[Start of Records to use]
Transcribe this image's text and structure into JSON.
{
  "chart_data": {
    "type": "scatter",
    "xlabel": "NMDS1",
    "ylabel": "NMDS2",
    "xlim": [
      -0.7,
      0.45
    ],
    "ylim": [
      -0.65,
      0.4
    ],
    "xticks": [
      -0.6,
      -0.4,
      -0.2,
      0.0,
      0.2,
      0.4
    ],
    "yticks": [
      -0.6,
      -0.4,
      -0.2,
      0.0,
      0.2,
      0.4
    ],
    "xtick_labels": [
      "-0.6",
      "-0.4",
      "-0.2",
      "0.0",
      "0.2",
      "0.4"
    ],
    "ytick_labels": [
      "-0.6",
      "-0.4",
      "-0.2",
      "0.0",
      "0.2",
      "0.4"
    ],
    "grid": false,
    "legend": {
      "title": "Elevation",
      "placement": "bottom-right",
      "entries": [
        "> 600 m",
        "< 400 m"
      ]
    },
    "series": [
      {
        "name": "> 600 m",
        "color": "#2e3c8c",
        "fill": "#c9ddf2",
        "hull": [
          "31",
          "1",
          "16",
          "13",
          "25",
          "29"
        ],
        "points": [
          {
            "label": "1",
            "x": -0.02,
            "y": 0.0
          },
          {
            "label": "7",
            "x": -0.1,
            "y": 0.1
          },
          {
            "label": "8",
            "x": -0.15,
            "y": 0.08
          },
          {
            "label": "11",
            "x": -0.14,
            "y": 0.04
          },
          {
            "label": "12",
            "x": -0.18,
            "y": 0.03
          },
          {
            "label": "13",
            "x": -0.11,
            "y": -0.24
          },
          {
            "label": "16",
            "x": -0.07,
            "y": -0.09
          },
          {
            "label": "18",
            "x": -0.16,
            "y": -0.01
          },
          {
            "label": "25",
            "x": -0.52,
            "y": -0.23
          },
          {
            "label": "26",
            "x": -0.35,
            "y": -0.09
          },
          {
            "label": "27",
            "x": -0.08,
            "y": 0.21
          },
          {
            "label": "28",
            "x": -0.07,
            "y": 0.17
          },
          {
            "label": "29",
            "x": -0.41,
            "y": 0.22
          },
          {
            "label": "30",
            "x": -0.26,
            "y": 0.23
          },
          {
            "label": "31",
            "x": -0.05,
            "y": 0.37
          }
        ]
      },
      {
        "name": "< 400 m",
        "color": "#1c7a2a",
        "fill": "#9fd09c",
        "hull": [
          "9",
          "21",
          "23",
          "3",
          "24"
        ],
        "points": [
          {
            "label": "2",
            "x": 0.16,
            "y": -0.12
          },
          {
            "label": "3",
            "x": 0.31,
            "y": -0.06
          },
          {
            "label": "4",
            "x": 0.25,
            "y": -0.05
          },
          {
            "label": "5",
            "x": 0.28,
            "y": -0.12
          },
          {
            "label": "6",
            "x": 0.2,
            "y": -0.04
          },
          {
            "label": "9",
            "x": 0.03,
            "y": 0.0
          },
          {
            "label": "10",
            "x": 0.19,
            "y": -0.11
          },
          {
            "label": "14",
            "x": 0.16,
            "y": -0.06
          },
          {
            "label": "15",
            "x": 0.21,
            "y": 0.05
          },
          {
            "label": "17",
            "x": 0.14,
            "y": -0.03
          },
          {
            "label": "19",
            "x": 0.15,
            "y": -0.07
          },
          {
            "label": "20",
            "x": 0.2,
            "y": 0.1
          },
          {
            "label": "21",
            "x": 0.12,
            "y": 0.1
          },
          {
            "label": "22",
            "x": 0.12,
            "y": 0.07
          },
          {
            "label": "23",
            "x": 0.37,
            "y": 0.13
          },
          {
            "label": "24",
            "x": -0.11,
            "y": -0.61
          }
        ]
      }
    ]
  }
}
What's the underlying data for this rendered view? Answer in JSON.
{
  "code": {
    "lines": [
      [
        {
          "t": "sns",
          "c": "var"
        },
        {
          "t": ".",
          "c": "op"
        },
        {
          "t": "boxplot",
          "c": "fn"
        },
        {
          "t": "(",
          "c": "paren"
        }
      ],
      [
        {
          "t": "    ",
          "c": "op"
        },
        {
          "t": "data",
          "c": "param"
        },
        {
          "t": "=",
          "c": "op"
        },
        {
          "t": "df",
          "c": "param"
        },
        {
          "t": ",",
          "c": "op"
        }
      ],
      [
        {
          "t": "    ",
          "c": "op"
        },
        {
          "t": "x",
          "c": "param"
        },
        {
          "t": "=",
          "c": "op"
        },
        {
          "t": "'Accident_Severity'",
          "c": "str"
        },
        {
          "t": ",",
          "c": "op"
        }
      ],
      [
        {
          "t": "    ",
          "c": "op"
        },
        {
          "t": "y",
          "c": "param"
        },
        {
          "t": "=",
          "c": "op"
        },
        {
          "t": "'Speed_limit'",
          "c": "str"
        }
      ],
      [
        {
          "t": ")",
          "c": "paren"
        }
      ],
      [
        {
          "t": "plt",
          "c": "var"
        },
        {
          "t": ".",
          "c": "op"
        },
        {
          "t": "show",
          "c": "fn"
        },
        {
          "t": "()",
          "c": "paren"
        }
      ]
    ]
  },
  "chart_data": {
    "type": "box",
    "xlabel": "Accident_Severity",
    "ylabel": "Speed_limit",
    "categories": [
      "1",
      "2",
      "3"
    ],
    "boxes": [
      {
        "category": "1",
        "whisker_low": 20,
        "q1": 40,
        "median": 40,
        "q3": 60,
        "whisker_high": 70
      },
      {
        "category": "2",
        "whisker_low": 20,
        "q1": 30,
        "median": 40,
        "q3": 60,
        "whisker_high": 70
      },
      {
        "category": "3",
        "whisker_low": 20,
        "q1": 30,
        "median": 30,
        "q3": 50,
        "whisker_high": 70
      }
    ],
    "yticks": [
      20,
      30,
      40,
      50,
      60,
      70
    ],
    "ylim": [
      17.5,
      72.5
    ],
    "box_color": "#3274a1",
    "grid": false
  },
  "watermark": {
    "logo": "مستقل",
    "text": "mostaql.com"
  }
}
[End of Records to use]
__Job__:
Repeat every record, keeping each word and mark exactly as it is.

__Result__:
Transcribe this image's text and structure into JSON.
{
  "chart_data": {
    "type": "scatter",
    "xlabel": "NMDS1",
    "ylabel": "NMDS2",
    "xlim": [
      -0.7,
      0.45
    ],
    "ylim": [
      -0.65,
      0.4
    ],
    "xticks": [
      -0.6,
      -0.4,
      -0.2,
      0.0,
      0.2,
      0.4
    ],
    "yticks": [
      -0.6,
      -0.4,
      -0.2,
      0.0,
      0.2,
      0.4
    ],
    "xtick_labels": [
      "-0.6",
      "-0.4",
      "-0.2",
      "0.0",
      "0.2",
      "0.4"
    ],
    "ytick_labels": [
      "-0.6",
      "-0.4",
      "-0.2",
      "0.0",
      "0.2",
      "0.4"
    ],
    "grid": false,
    "legend": {
      "title": "Elevation",
      "placement": "bottom-right",
      "entries": [
        "> 600 m",
        "< 400 m"
      ]
    },
    "series": [
      {
        "name": "> 600 m",
        "color": "#2e3c8c",
        "fill": "#c9ddf2",
        "hull": [
          "31",
          "1",
          "16",
          "13",
          "25",
          "29"
        ],
        "points": [
          {
            "label": "1",
            "x": -0.02,
            "y": 0.0
          },
          {
            "label": "7",
            "x": -0.1,
            "y": 0.1
          },
          {
            "label": "8",
            "x": -0.15,
            "y": 0.08
          },
          {
            "label": "11",
            "x": -0.14,
            "y": 0.04
          },
          {
            "label": "12",
            "x": -0.18,
            "y": 0.03
          },
          {
            "label": "13",
            "x": -0.11,
            "y": -0.24
          },
          {
            "label": "16",
            "x": -0.07,
            "y": -0.09
          },
          {
            "label": "18",
            "x": -0.16,
            "y": -0.01
          },
          {
            "label": "25",
            "x": -0.52,
            "y": -0.23
          },
          {
            "label": "26",
            "x": -0.35,
            "y": -0.09
          },
          {
            "label": "27",
            "x": -0.08,
            "y": 0.21
          },
          {
            "label": "28",
            "x": -0.07,
            "y": 0.17
          },
          {
            "label": "29",
            "x": -0.41,
            "y": 0.22
          },
          {
            "label": "30",
            "x": -0.26,
            "y": 0.23
          },
          {
            "label": "31",
            "x": -0.05,
            "y": 0.37
          }
        ]
      },
      {
        "name": "< 400 m",
        "color": "#1c7a2a",
        "fill": "#9fd09c",
        "hull": [
          "9",
          "21",
          "23",
          "3",
          "24"
        ],
        "points": [
          {
            "label": "2",
            "x": 0.16,
            "y": -0.12
          },
          {
            "label": "3",
            "x": 0.31,
            "y": -0.06
          },
          {
            "label": "4",
            "x": 0.25,
            "y": -0.05
          },
          {
            "label": "5",
            "x": 0.28,
            "y": -0.12
          },
          {
            "label": "6",
            "x": 0.2,
            "y": -0.04
          },
          {
            "label": "9",
            "x": 0.03,
            "y": 0.0
          },
          {
            "label": "10",
            "x": 0.19,
            "y": -0.11
          },
          {
            "label": "14",
            "x": 0.16,
            "y": -0.06
          },
          {
            "label": "15",
            "x": 0.21,
            "y": 0.05
          },
          {
            "label": "17",
            "x": 0.14,
            "y": -0.03
          },
          {
            "label": "19",
            "x": 0.15,
            "y": -0.07
          },
          {
            "label": "20",
            "x": 0.2,
            "y": 0.1
          },
          {
            "label": "21",
            "x": 0.12,
            "y": 0.1
          },
          {
            "label": "22",
            "x": 0.12,
            "y": 0.07
          },
          {
            "label": "23",
            "x": 0.37,
            "y": 0.13
          },
          {
            "label": "24",
            "x": -0.11,
            "y": -0.61
          }
        ]
      }
    ]
  }
}
What's the underlying data for this rendered view? Answer in JSON.
{
  "code": {
    "lines": [
      [
        {
          "t": "sns",
          "c": "var"
        },
        {
          "t": ".",
          "c": "op"
        },
        {
          "t": "boxplot",
          "c": "fn"
        },
        {
          "t": "(",
          "c": "paren"
        }
      ],
      [
        {
          "t": "    ",
          "c": "op"
        },
        {
          "t": "data",
          "c": "param"
        },
        {
          "t": "=",
          "c": "op"
        },
        {
          "t": "df",
          "c": "param"
        },
        {
          "t": ",",
          "c": "op"
        }
      ],
      [
        {
          "t": "    ",
          "c": "op"
        },
        {
          "t": "x",
          "c": "param"
        },
        {
          "t": "=",
          "c": "op"
        },
        {
          "t": "'Accident_Severity'",
          "c": "str"
        },
        {
          "t": ",",
          "c": "op"
        }
      ],
      [
        {
          "t": "    ",
          "c": "op"
        },
        {
          "t": "y",
          "c": "param"
        },
        {
          "t": "=",
          "c": "op"
        },
        {
          "t": "'Speed_limit'",
          "c": "str"
        }
      ],
      [
        {
          "t": ")",
          "c": "paren"
        }
      ],
      [
        {
          "t": "plt",
          "c": "var"
        },
        {
          "t": ".",
          "c": "op"
        },
        {
          "t": "show",
          "c": "fn"
        },
        {
          "t": "()",
          "c": "paren"
        }
      ]
    ]
  },
  "chart_data": {
    "type": "box",
    "xlabel": "Accident_Severity",
    "ylabel": "Speed_limit",
    "categories": [
      "1",
      "2",
      "3"
    ],
    "boxes": [
      {
        "category": "1",
        "whisker_low": 20,
        "q1": 40,
        "median": 40,
        "q3": 60,
        "whisker_high": 70
      },
      {
        "category": "2",
        "whisker_low": 20,
        "q1": 30,
        "median": 40,
        "q3": 60,
        "whisker_high": 70
      },
      {
        "category": "3",
        "whisker_low": 20,
        "q1": 30,
        "median": 30,
        "q3": 50,
        "whisker_high": 70
      }
    ],
    "yticks": [
      20,
      30,
      40,
      50,
      60,
      70
    ],
    "ylim": [
      17.5,
      72.5
    ],
    "box_color": "#3274a1",
    "grid": false
  },
  "watermark": {
    "logo": "مستقل",
    "text": "mostaql.com"
  }
}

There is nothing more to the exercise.